| OBJECTIVE |
Locate each line in the records containing "compression". Copy it.

| LISTED ENTRIES |
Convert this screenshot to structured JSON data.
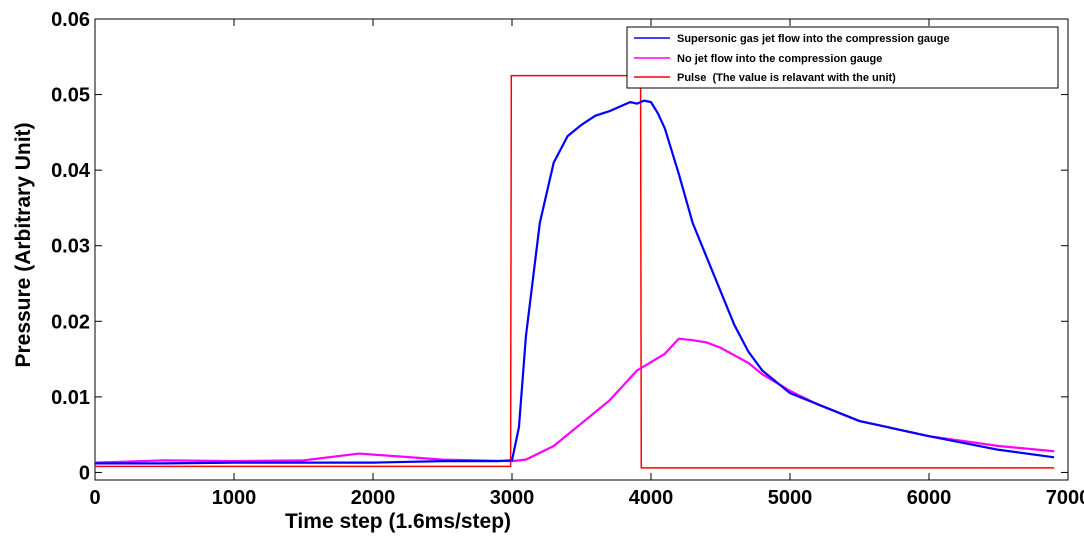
{
  "chart_data": {
    "type": "line",
    "title": "",
    "xlabel": "Time step (1.6ms/step)",
    "ylabel": "Pressure (Arbitrary Unit)",
    "xlim": [
      0,
      7000
    ],
    "ylim": [
      -0.001,
      0.06
    ],
    "x_ticks": [
      0,
      1000,
      2000,
      3000,
      4000,
      5000,
      6000,
      7000
    ],
    "x_tick_labels": [
      "0",
      "1000",
      "2000",
      "3000",
      "4000",
      "5000",
      "6000",
      "7000"
    ],
    "y_ticks": [
      0,
      0.01,
      0.02,
      0.03,
      0.04,
      0.05,
      0.06
    ],
    "y_tick_labels": [
      "0",
      "0.01",
      "0.02",
      "0.03",
      "0.04",
      "0.05",
      "0.06"
    ],
    "grid": false,
    "legend_position": "top-right",
    "series": [
      {
        "name": "Supersonic gas jet flow into the compression gauge",
        "color": "#0000ff",
        "x": [
          0,
          500,
          1000,
          1500,
          2000,
          2500,
          2900,
          3000,
          3050,
          3100,
          3200,
          3300,
          3400,
          3500,
          3600,
          3700,
          3800,
          3850,
          3900,
          3950,
          4000,
          4050,
          4100,
          4200,
          4300,
          4400,
          4500,
          4600,
          4700,
          4800,
          5000,
          5500,
          6000,
          6500,
          6900
        ],
        "y": [
          0.0012,
          0.0012,
          0.0013,
          0.0013,
          0.0013,
          0.0015,
          0.0015,
          0.0016,
          0.006,
          0.018,
          0.033,
          0.041,
          0.0445,
          0.046,
          0.0472,
          0.0478,
          0.0486,
          0.049,
          0.0488,
          0.0492,
          0.049,
          0.0475,
          0.0455,
          0.0395,
          0.033,
          0.0285,
          0.024,
          0.0195,
          0.016,
          0.0135,
          0.0105,
          0.0068,
          0.0048,
          0.003,
          0.002
        ]
      },
      {
        "name": "No jet flow into the compression gauge",
        "color": "#ff00ff",
        "x": [
          0,
          500,
          1000,
          1500,
          1900,
          2500,
          3000,
          3100,
          3300,
          3500,
          3700,
          3900,
          4100,
          4200,
          4300,
          4400,
          4500,
          4600,
          4700,
          4800,
          5000,
          5200,
          5500,
          6000,
          6500,
          6900
        ],
        "y": [
          0.0013,
          0.0016,
          0.0015,
          0.0016,
          0.0025,
          0.0017,
          0.0015,
          0.0017,
          0.0035,
          0.0065,
          0.0095,
          0.0135,
          0.0157,
          0.0177,
          0.0175,
          0.0172,
          0.0165,
          0.0155,
          0.0145,
          0.013,
          0.0108,
          0.009,
          0.0068,
          0.0048,
          0.0035,
          0.0028
        ]
      },
      {
        "name": "Pulse  (The value is relavant with the unit)",
        "color": "#ff0000",
        "x": [
          0,
          2990,
          2995,
          3000,
          3920,
          3925,
          3930,
          6900
        ],
        "y": [
          0.0008,
          0.0008,
          0.0525,
          0.0525,
          0.0525,
          0.0525,
          0.0006,
          0.0006
        ]
      }
    ]
  }
}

| FINISHED ANSWER |
        "name": "Supersonic gas jet flow into the compression gauge",
        "name": "No jet flow into the compression gauge",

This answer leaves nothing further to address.